**MATERIAL SUPPLIED**
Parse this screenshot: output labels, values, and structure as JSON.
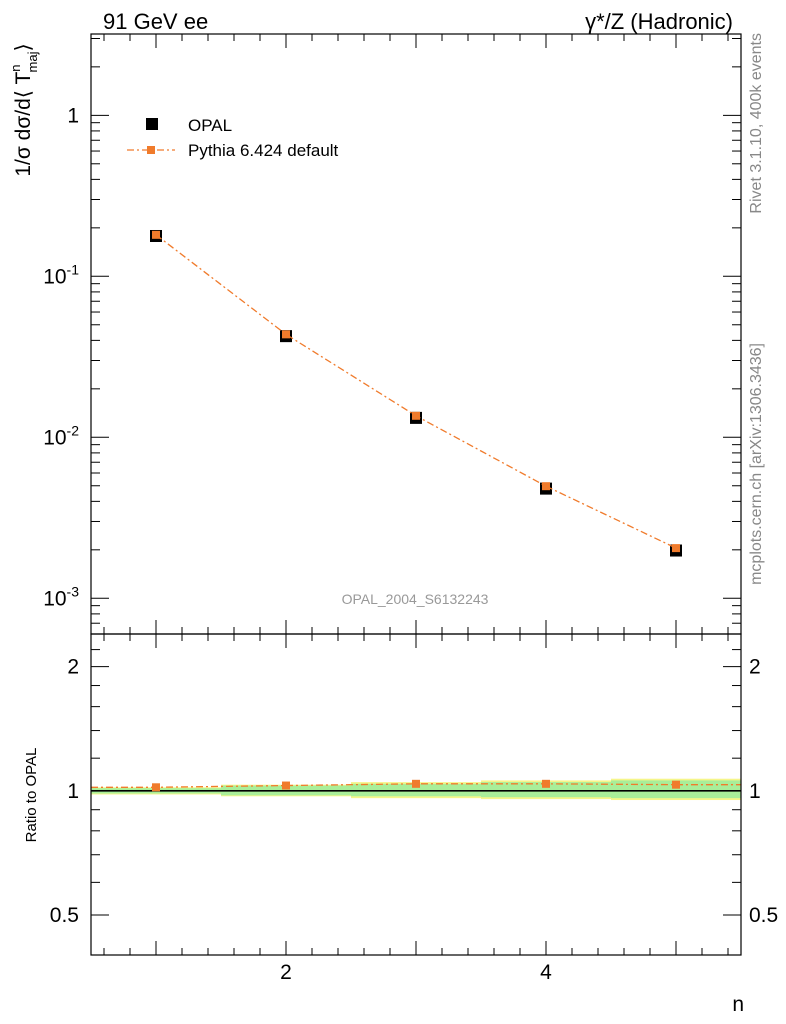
{
  "header": {
    "left": "91 GeV ee",
    "right": "γ*/Z (Hadronic)"
  },
  "side_labels": {
    "rivet": "Rivet 3.1.10,  400k events",
    "source": "mcplots.cern.ch [arXiv:1306.3436]"
  },
  "watermark": "OPAL_2004_S6132243",
  "legend": [
    {
      "name": "OPAL",
      "marker": "square",
      "color": "#000000"
    },
    {
      "name": "Pythia 6.424 default",
      "marker": "square-dashdot",
      "color": "#f07b2c"
    }
  ],
  "main_y_label": {
    "base": "1/σ dσ/d⟨ T",
    "sup": "n",
    "sub": "maj",
    "close": "⟩"
  },
  "main_y_ticks": [
    "10",
    "10",
    "1",
    "10"
  ],
  "main_y_tick_exps": [
    "-3",
    "-2",
    "",
    "-1"
  ],
  "ratio_y_label": "Ratio to OPAL",
  "ratio_y_ticks": [
    "0.5",
    "1",
    "2"
  ],
  "x_label": "n",
  "x_ticks": [
    "2",
    "4"
  ],
  "chart_data": [
    {
      "type": "scatter",
      "x_label": "n",
      "y_label": "1/σ dσ/d⟨T_maj^n⟩",
      "y_scale": "log",
      "xlim": [
        0.5,
        5.5
      ],
      "ylim": [
        0.0006,
        3.2
      ],
      "grid": false,
      "legend_position": "top-left",
      "series": [
        {
          "name": "OPAL",
          "x": [
            1,
            2,
            3,
            4,
            5
          ],
          "y": [
            0.178,
            0.0425,
            0.0132,
            0.0048,
            0.00198
          ]
        },
        {
          "name": "Pythia 6.424 default",
          "x": [
            1,
            2,
            3,
            4,
            5
          ],
          "y": [
            0.181,
            0.0436,
            0.0136,
            0.00497,
            0.00205
          ]
        }
      ]
    },
    {
      "type": "line",
      "x_label": "n",
      "y_label": "Ratio to OPAL",
      "y_scale": "log",
      "xlim": [
        0.5,
        5.5
      ],
      "ylim": [
        0.4,
        2.4
      ],
      "grid": false,
      "series": [
        {
          "name": "Pythia 6.424 default",
          "x": [
            1,
            2,
            3,
            4,
            5
          ],
          "y": [
            1.02,
            1.03,
            1.04,
            1.04,
            1.035
          ]
        }
      ],
      "uncertainty_band": {
        "x": [
          1,
          2,
          3,
          4,
          5
        ],
        "inner_low": [
          0.985,
          0.975,
          0.97,
          0.965,
          0.96
        ],
        "inner_high": [
          1.015,
          1.03,
          1.04,
          1.05,
          1.06
        ],
        "outer_low": [
          0.98,
          0.97,
          0.96,
          0.955,
          0.95
        ],
        "outer_high": [
          1.02,
          1.035,
          1.05,
          1.06,
          1.07
        ]
      }
    }
  ]
}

**GOAL**
Copy out each line word for word, please, skipping the images.

**COMPLETED TASK**
Parse this screenshot: output labels, values, and structure as JSON.
{
  "header": {
    "left": "91 GeV ee",
    "right": "γ*/Z (Hadronic)"
  },
  "side_labels": {
    "rivet": "Rivet 3.1.10,  400k events",
    "source": "mcplots.cern.ch [arXiv:1306.3436]"
  },
  "watermark": "OPAL_2004_S6132243",
  "legend": [
    {
      "name": "OPAL",
      "marker": "square",
      "color": "#000000"
    },
    {
      "name": "Pythia 6.424 default",
      "marker": "square-dashdot",
      "color": "#f07b2c"
    }
  ],
  "main_y_label": {
    "base": "1/σ dσ/d⟨ T",
    "sup": "n",
    "sub": "maj",
    "close": "⟩"
  },
  "main_y_ticks": [
    "10",
    "10",
    "1",
    "10"
  ],
  "main_y_tick_exps": [
    "-3",
    "-2",
    "",
    "-1"
  ],
  "ratio_y_label": "Ratio to OPAL",
  "ratio_y_ticks": [
    "0.5",
    "1",
    "2"
  ],
  "x_label": "n",
  "x_ticks": [
    "2",
    "4"
  ],
  "chart_data": [
    {
      "type": "scatter",
      "x_label": "n",
      "y_label": "1/σ dσ/d⟨T_maj^n⟩",
      "y_scale": "log",
      "xlim": [
        0.5,
        5.5
      ],
      "ylim": [
        0.0006,
        3.2
      ],
      "grid": false,
      "legend_position": "top-left",
      "series": [
        {
          "name": "OPAL",
          "x": [
            1,
            2,
            3,
            4,
            5
          ],
          "y": [
            0.178,
            0.0425,
            0.0132,
            0.0048,
            0.00198
          ]
        },
        {
          "name": "Pythia 6.424 default",
          "x": [
            1,
            2,
            3,
            4,
            5
          ],
          "y": [
            0.181,
            0.0436,
            0.0136,
            0.00497,
            0.00205
          ]
        }
      ]
    },
    {
      "type": "line",
      "x_label": "n",
      "y_label": "Ratio to OPAL",
      "y_scale": "log",
      "xlim": [
        0.5,
        5.5
      ],
      "ylim": [
        0.4,
        2.4
      ],
      "grid": false,
      "series": [
        {
          "name": "Pythia 6.424 default",
          "x": [
            1,
            2,
            3,
            4,
            5
          ],
          "y": [
            1.02,
            1.03,
            1.04,
            1.04,
            1.035
          ]
        }
      ],
      "uncertainty_band": {
        "x": [
          1,
          2,
          3,
          4,
          5
        ],
        "inner_low": [
          0.985,
          0.975,
          0.97,
          0.965,
          0.96
        ],
        "inner_high": [
          1.015,
          1.03,
          1.04,
          1.05,
          1.06
        ],
        "outer_low": [
          0.98,
          0.97,
          0.96,
          0.955,
          0.95
        ],
        "outer_high": [
          1.02,
          1.035,
          1.05,
          1.06,
          1.07
        ]
      }
    }
  ]
}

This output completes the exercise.